> EXTRACTED ENTRIES

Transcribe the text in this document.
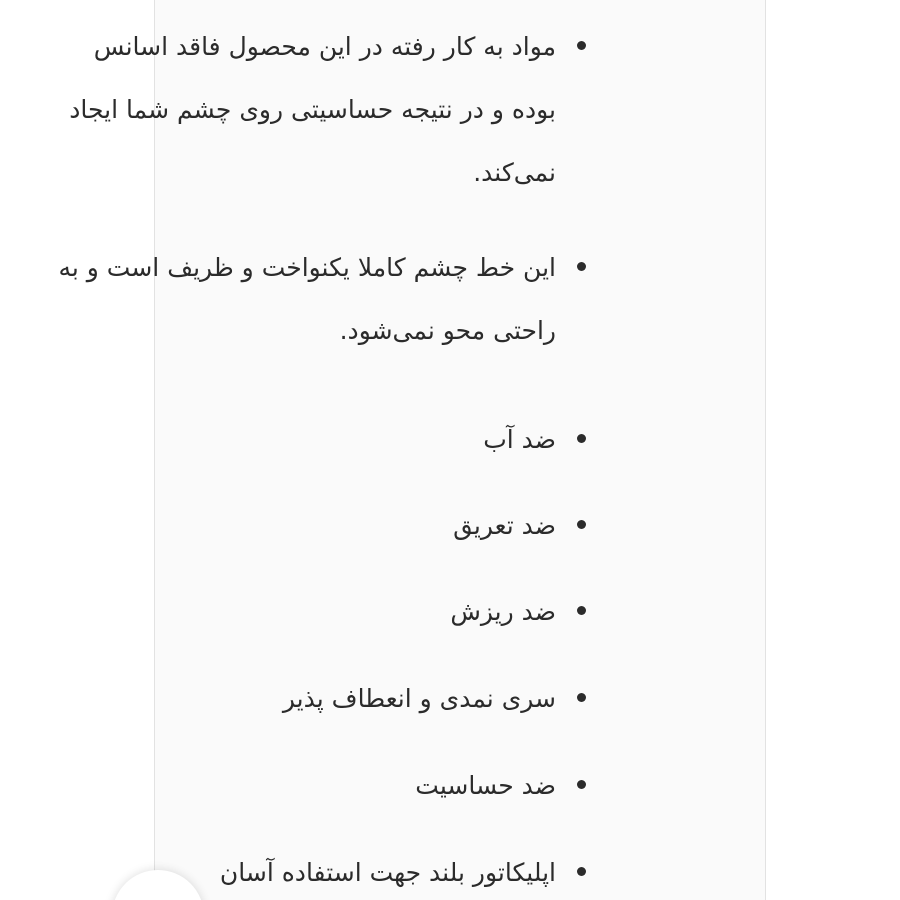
مواد به کار رفته در این محصول فاقد اسانس بوده و در نتیجه حساسیتی روی چشم شما ایجاد نمی‌کند.
این خط چشم کاملا یکنواخت و ظریف است و به راحتی محو نمی‌شود.
ضد آب
ضد تعریق
ضد ریزش
سری نمدی و انعطاف پذیر
ضد حساسیت
اپلیکاتور بلند جهت استفاده آسان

> GIVEN REQUEST
Output the records above exactly as they are, leaving out the pictures.

> THE COMPLETED TASK
Transcribe the text in this document.
مواد به کار رفته در این محصول فاقد اسانس بوده و در نتیجه حساسیتی روی چشم شما ایجاد نمی‌کند.
این خط چشم کاملا یکنواخت و ظریف است و به راحتی محو نمی‌شود.
ضد آب
ضد تعریق
ضد ریزش
سری نمدی و انعطاف پذیر
ضد حساسیت
اپلیکاتور بلند جهت استفاده آسان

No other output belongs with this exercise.